→ **TASK GOAL**: Transcribe the Memory Monday post verbatim, everything from "Memory Monday: First" down to "things, like tuberculosis.".

== SOURCE EXTRACT ==

Memory Monday: First Week of June 1918 -- Down With the Kaiser!
by meep
In the June 7, 1918 issue of The Brewster Standard I saw only one possible suspicious death in the obituaries – a woman who died at age 46 of an unspecified illness. That said, they said death after a long illness… so it could have been all sorts of things, like tuberculosis.
Again, I’m not expecting to see any real Spanish Flu stories (if any) until about August or September. The people in these towns are far enough away from New York City proper, that I’d expect it to take some time to travel from there.
I GET THE FEELING THEY DON’T LIKE THE GERMANS
I’m not excerpting these whole pieces, but I think the headlines give the idea:
Yes, they are really picking up the rhetoric here. But wait — there’s more.
THEY REALLY HATE THE KAISER
The following is an ad for a movie:
And later in the paper is a non-ad describing the movie as a news item:
But wait, there’s one more ad:
Hmmm.
Wikipedia article on The Kaiser, the Beast of Berlin:
The Kaiser, the Beast of Berlin (also known as The Beast of Berlin and The Kaiser) was a 1918 American silent war propaganda melodrama film written by, directed by, and starring Rupert Julian. The film’s supporting cast included Elmo Lincoln, Nigel De Brulier, and Lon Chaney.1
The germanophobic film contains a propagandist view of the First World War, showing the political greed of the German Kaiser Wilhelm II, the resistance of some of his own soldiers, and fanciful prediction of the nature of the war’s end.2 The film is now considered lost.3
…..

===
== SUPPLIED MATERIAL ==

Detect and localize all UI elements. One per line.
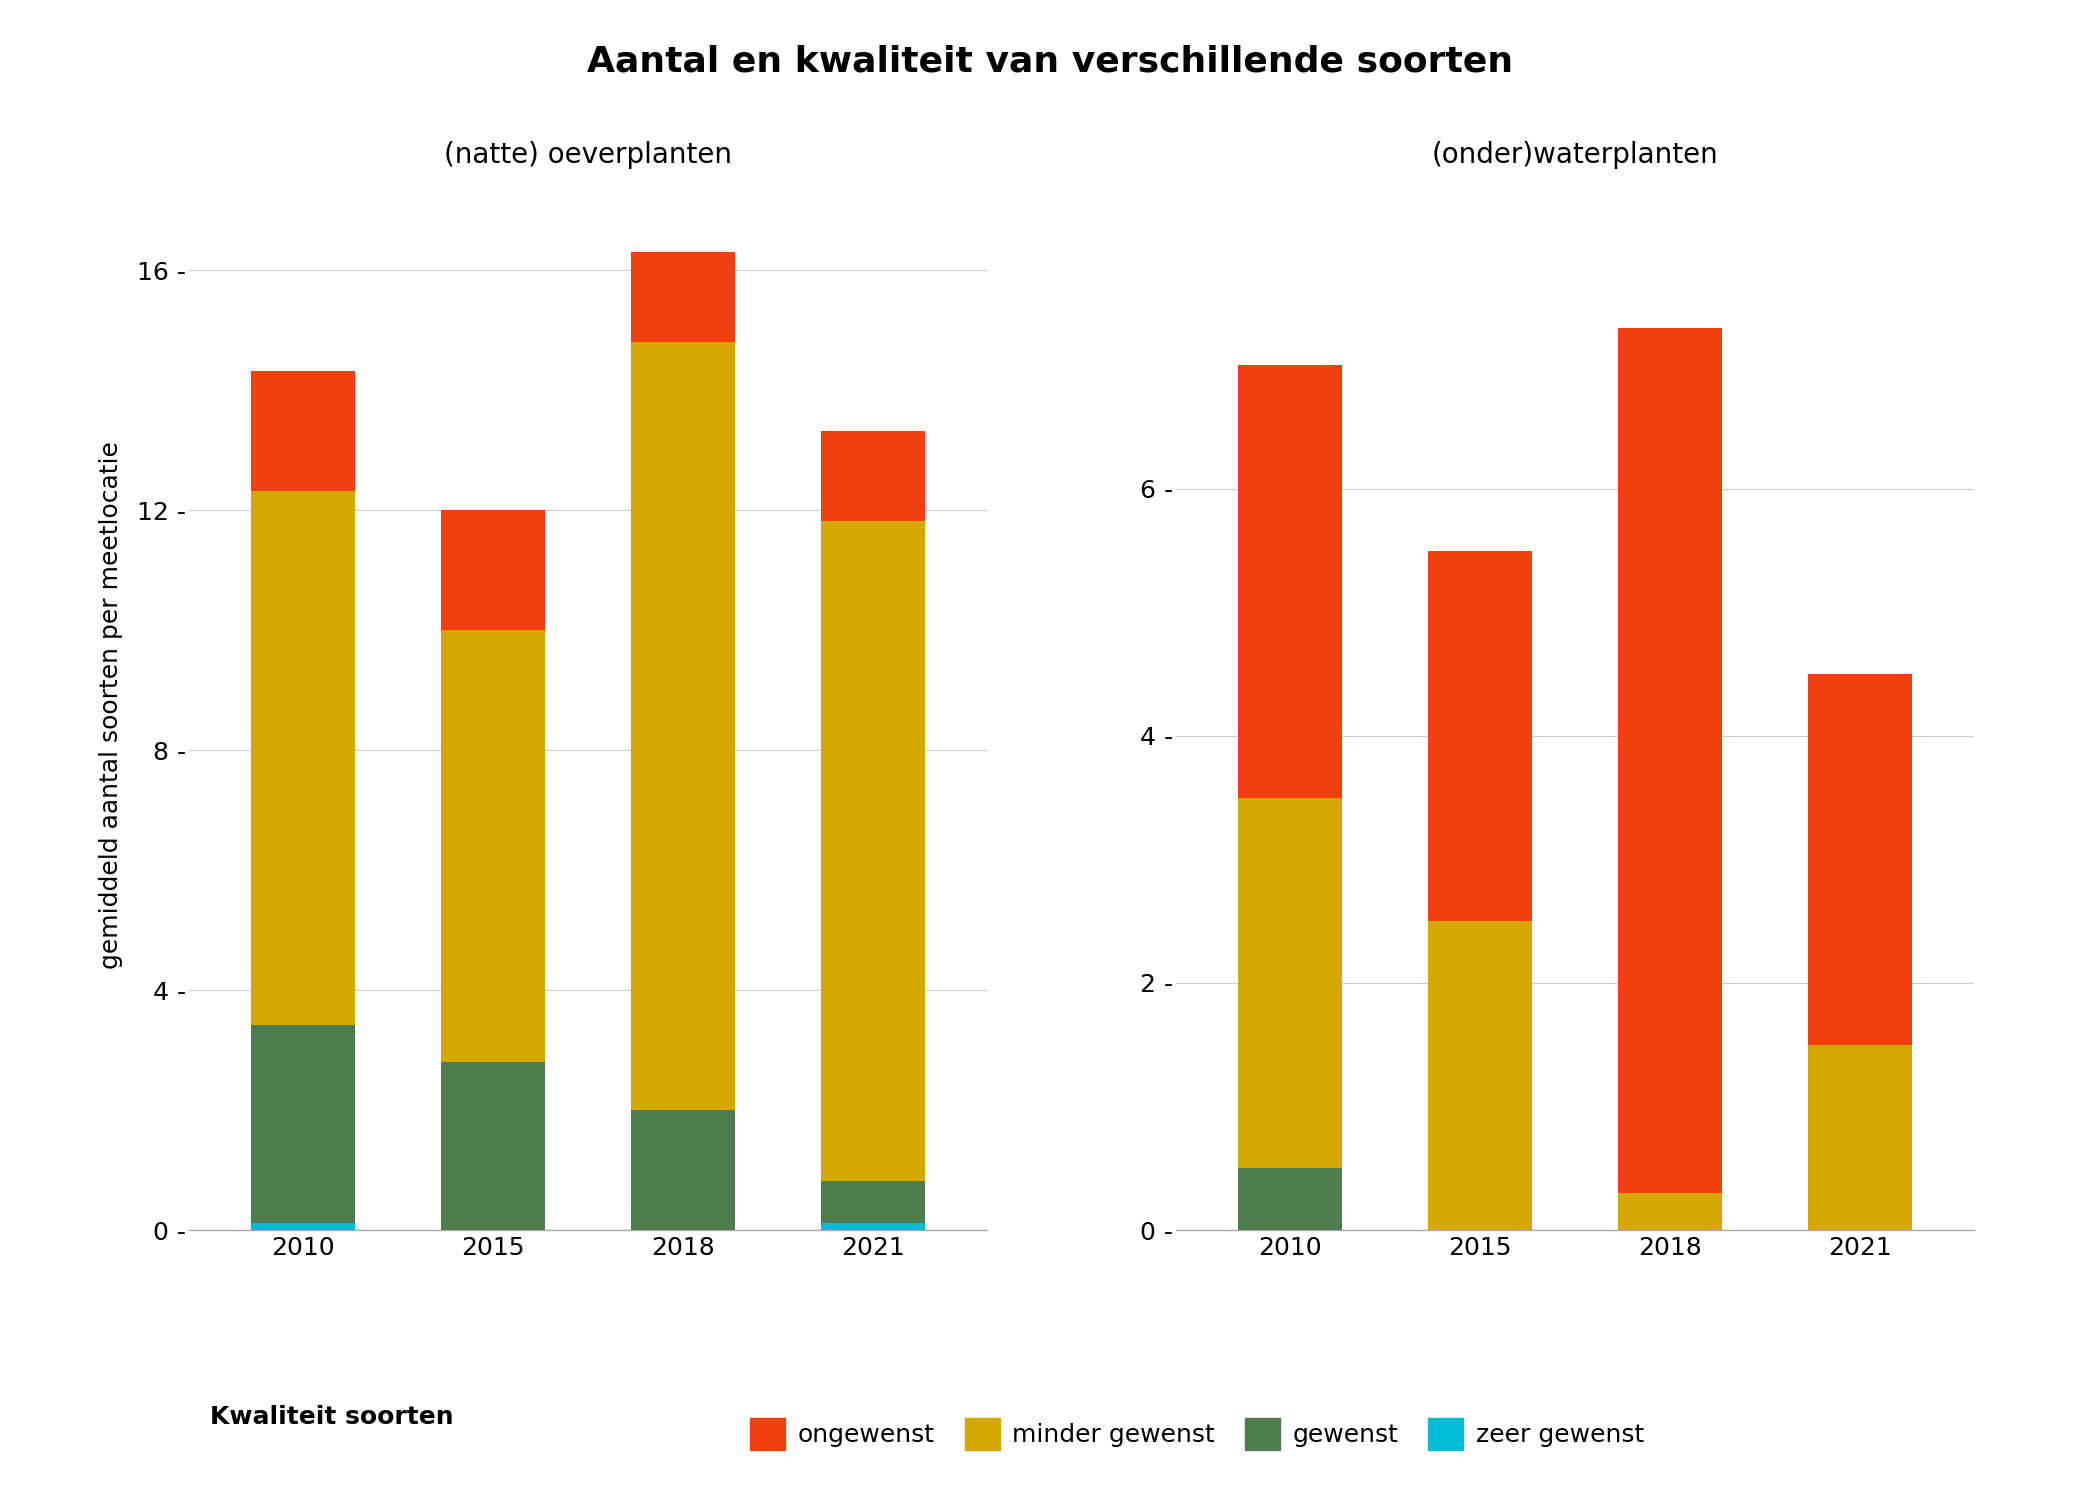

===

→ **EXPECTED ANSWER**:
Memory Monday: First Week of June 1918 -- Down With the Kaiser!
by meep
In the June 7, 1918 issue of The Brewster Standard I saw only one possible suspicious death in the obituaries – a woman who died at age 46 of an unspecified illness. That said, they said death after a long illness… so it could have been all sorts of things, like tuberculosis.